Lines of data
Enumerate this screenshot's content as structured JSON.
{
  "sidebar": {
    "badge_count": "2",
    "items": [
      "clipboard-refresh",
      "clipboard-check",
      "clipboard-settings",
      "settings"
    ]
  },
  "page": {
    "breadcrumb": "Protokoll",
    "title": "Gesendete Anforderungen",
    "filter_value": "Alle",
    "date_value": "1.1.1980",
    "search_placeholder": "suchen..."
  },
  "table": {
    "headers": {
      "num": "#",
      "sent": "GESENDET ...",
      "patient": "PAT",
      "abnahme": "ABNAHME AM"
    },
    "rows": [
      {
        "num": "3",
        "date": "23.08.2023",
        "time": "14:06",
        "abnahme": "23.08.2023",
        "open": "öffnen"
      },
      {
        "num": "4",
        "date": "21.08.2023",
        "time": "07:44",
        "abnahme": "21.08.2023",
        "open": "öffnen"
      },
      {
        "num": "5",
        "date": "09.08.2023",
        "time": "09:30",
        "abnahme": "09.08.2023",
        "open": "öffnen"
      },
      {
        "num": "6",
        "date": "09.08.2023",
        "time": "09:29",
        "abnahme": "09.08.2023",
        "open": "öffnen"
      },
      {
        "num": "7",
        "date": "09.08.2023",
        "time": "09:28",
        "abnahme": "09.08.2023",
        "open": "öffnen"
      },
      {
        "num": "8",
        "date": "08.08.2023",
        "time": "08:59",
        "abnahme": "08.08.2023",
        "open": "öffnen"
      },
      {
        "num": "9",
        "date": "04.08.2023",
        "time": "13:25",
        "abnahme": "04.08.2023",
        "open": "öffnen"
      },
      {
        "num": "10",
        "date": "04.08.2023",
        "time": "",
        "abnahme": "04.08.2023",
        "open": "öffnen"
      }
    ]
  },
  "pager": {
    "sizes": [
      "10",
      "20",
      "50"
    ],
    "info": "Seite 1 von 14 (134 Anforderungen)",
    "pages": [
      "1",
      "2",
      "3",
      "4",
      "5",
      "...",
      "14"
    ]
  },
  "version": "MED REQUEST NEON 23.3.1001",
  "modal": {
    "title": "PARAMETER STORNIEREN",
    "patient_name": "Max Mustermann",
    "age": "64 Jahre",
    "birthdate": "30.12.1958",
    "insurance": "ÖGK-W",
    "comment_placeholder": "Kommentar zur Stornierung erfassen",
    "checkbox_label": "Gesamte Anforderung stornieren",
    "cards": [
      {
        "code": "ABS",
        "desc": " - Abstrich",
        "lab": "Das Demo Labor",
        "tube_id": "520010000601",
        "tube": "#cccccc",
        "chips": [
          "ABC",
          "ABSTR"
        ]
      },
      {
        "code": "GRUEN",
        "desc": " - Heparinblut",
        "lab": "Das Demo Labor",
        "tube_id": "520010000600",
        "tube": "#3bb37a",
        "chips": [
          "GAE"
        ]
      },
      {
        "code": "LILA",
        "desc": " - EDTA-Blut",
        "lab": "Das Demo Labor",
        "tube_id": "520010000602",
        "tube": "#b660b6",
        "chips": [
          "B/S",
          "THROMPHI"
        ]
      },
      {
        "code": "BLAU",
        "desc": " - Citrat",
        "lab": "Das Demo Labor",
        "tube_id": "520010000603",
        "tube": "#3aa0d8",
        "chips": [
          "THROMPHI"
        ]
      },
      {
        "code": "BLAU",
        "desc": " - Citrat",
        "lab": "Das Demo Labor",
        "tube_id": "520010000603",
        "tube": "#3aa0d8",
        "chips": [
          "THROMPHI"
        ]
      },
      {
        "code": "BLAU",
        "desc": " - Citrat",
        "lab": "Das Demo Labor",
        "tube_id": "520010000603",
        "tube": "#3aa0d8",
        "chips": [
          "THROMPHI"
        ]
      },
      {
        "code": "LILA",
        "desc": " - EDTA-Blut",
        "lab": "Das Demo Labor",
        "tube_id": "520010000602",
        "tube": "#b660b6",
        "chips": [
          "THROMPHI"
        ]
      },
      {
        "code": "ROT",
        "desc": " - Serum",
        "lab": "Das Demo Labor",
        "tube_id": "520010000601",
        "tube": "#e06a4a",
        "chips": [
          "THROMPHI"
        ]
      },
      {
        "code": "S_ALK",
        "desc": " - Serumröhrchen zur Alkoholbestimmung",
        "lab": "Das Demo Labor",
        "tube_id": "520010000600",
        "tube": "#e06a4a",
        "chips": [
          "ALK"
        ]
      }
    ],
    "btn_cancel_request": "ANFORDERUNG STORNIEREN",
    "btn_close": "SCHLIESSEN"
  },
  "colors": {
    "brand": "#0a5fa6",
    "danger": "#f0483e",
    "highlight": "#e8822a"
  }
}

Problem requirements: Retype the data in full and match it exactly.

Task solution:
Enumerate this screenshot's content as structured JSON.
{
  "sidebar": {
    "badge_count": "2",
    "items": [
      "clipboard-refresh",
      "clipboard-check",
      "clipboard-settings",
      "settings"
    ]
  },
  "page": {
    "breadcrumb": "Protokoll",
    "title": "Gesendete Anforderungen",
    "filter_value": "Alle",
    "date_value": "1.1.1980",
    "search_placeholder": "suchen..."
  },
  "table": {
    "headers": {
      "num": "#",
      "sent": "GESENDET ...",
      "patient": "PAT",
      "abnahme": "ABNAHME AM"
    },
    "rows": [
      {
        "num": "3",
        "date": "23.08.2023",
        "time": "14:06",
        "abnahme": "23.08.2023",
        "open": "öffnen"
      },
      {
        "num": "4",
        "date": "21.08.2023",
        "time": "07:44",
        "abnahme": "21.08.2023",
        "open": "öffnen"
      },
      {
        "num": "5",
        "date": "09.08.2023",
        "time": "09:30",
        "abnahme": "09.08.2023",
        "open": "öffnen"
      },
      {
        "num": "6",
        "date": "09.08.2023",
        "time": "09:29",
        "abnahme": "09.08.2023",
        "open": "öffnen"
      },
      {
        "num": "7",
        "date": "09.08.2023",
        "time": "09:28",
        "abnahme": "09.08.2023",
        "open": "öffnen"
      },
      {
        "num": "8",
        "date": "08.08.2023",
        "time": "08:59",
        "abnahme": "08.08.2023",
        "open": "öffnen"
      },
      {
        "num": "9",
        "date": "04.08.2023",
        "time": "13:25",
        "abnahme": "04.08.2023",
        "open": "öffnen"
      },
      {
        "num": "10",
        "date": "04.08.2023",
        "time": "",
        "abnahme": "04.08.2023",
        "open": "öffnen"
      }
    ]
  },
  "pager": {
    "sizes": [
      "10",
      "20",
      "50"
    ],
    "info": "Seite 1 von 14 (134 Anforderungen)",
    "pages": [
      "1",
      "2",
      "3",
      "4",
      "5",
      "...",
      "14"
    ]
  },
  "version": "MED REQUEST NEON 23.3.1001",
  "modal": {
    "title": "PARAMETER STORNIEREN",
    "patient_name": "Max Mustermann",
    "age": "64 Jahre",
    "birthdate": "30.12.1958",
    "insurance": "ÖGK-W",
    "comment_placeholder": "Kommentar zur Stornierung erfassen",
    "checkbox_label": "Gesamte Anforderung stornieren",
    "cards": [
      {
        "code": "ABS",
        "desc": " - Abstrich",
        "lab": "Das Demo Labor",
        "tube_id": "520010000601",
        "tube": "#cccccc",
        "chips": [
          "ABC",
          "ABSTR"
        ]
      },
      {
        "code": "GRUEN",
        "desc": " - Heparinblut",
        "lab": "Das Demo Labor",
        "tube_id": "520010000600",
        "tube": "#3bb37a",
        "chips": [
          "GAE"
        ]
      },
      {
        "code": "LILA",
        "desc": " - EDTA-Blut",
        "lab": "Das Demo Labor",
        "tube_id": "520010000602",
        "tube": "#b660b6",
        "chips": [
          "B/S",
          "THROMPHI"
        ]
      },
      {
        "code": "BLAU",
        "desc": " - Citrat",
        "lab": "Das Demo Labor",
        "tube_id": "520010000603",
        "tube": "#3aa0d8",
        "chips": [
          "THROMPHI"
        ]
      },
      {
        "code": "BLAU",
        "desc": " - Citrat",
        "lab": "Das Demo Labor",
        "tube_id": "520010000603",
        "tube": "#3aa0d8",
        "chips": [
          "THROMPHI"
        ]
      },
      {
        "code": "BLAU",
        "desc": " - Citrat",
        "lab": "Das Demo Labor",
        "tube_id": "520010000603",
        "tube": "#3aa0d8",
        "chips": [
          "THROMPHI"
        ]
      },
      {
        "code": "LILA",
        "desc": " - EDTA-Blut",
        "lab": "Das Demo Labor",
        "tube_id": "520010000602",
        "tube": "#b660b6",
        "chips": [
          "THROMPHI"
        ]
      },
      {
        "code": "ROT",
        "desc": " - Serum",
        "lab": "Das Demo Labor",
        "tube_id": "520010000601",
        "tube": "#e06a4a",
        "chips": [
          "THROMPHI"
        ]
      },
      {
        "code": "S_ALK",
        "desc": " - Serumröhrchen zur Alkoholbestimmung",
        "lab": "Das Demo Labor",
        "tube_id": "520010000600",
        "tube": "#e06a4a",
        "chips": [
          "ALK"
        ]
      }
    ],
    "btn_cancel_request": "ANFORDERUNG STORNIEREN",
    "btn_close": "SCHLIESSEN"
  },
  "colors": {
    "brand": "#0a5fa6",
    "danger": "#f0483e",
    "highlight": "#e8822a"
  }
}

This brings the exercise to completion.